[Extracted data entries]
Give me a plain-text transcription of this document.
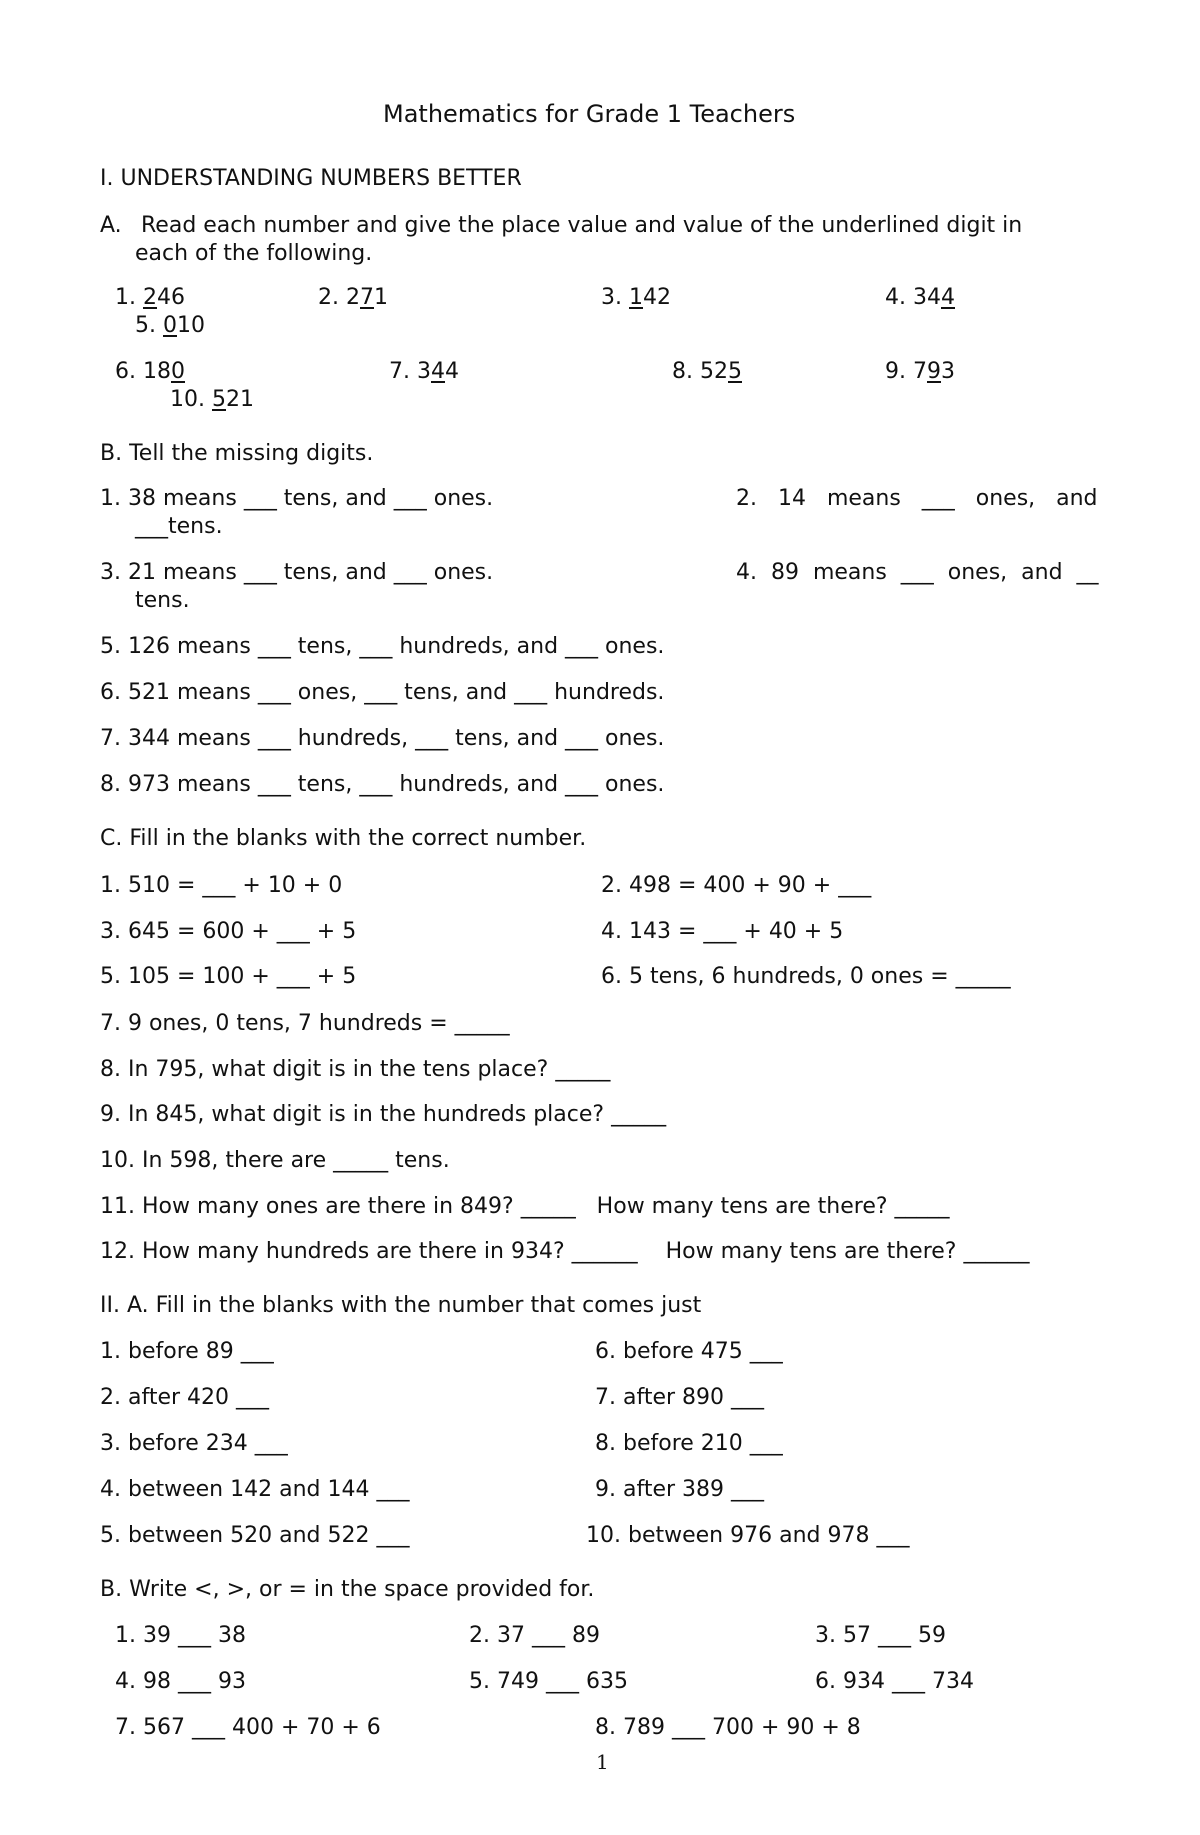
Mathematics for Grade 1 Teachers
I. UNDERSTANDING NUMBERS BETTER
A. Read each number and give the place value and value of the underlined digit in
each of the following.
1. 246	2. 271	3. 142	4. 344
5. 010
6. 180	7. 344	8. 525	9. 793
10. 521
B. Tell the missing digits.
1. 38 means ___ tens, and ___ ones.	2.   14   means   ___   ones,   and
___tens.
3. 21 means ___ tens, and ___ ones.	4.  89  means  ___  ones,  and  __
tens.
5. 126 means ___ tens, ___ hundreds, and ___ ones.
6. 521 means ___ ones, ___ tens, and ___ hundreds.
7. 344 means ___ hundreds, ___ tens, and ___ ones.
8. 973 means ___ tens, ___ hundreds, and ___ ones.
C. Fill in the blanks with the correct number.
1. 510 = ___ + 10 + 0	2. 498 = 400 + 90 + ___
3. 645 = 600 + ___ + 5	4. 143 = ___ + 40 + 5
5. 105 = 100 + ___ + 5	6. 5 tens, 6 hundreds, 0 ones = _____
7. 9 ones, 0 tens, 7 hundreds = _____
8. In 795, what digit is in the tens place? _____
9. In 845, what digit is in the hundreds place? _____
10. In 598, there are _____ tens.
11. How many ones are there in 849? _____   How many tens are there? _____
12. How many hundreds are there in 934? ______    How many tens are there? ______
II. A. Fill in the blanks with the number that comes just
1. before 89 ___	6. before 475 ___
2. after 420 ___	7. after 890 ___
3. before 234 ___	8. before 210 ___
4. between 142 and 144 ___	9. after 389 ___
5. between 520 and 522 ___	10. between 976 and 978 ___
B. Write <, >, or = in the space provided for.
1. 39 ___ 38	2. 37 ___ 89	3. 57 ___ 59
4. 98 ___ 93	5. 749 ___ 635	6. 934 ___ 734
7. 567 ___ 400 + 70 + 6	8. 789 ___ 700 + 90 + 8
1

STATED EXERCISE:
Each line that holds the word "what" should be extracted from the records.

FINISHED ANSWER:
8. In 795, what digit is in the tens place? _____
9. In 845, what digit is in the hundreds place? _____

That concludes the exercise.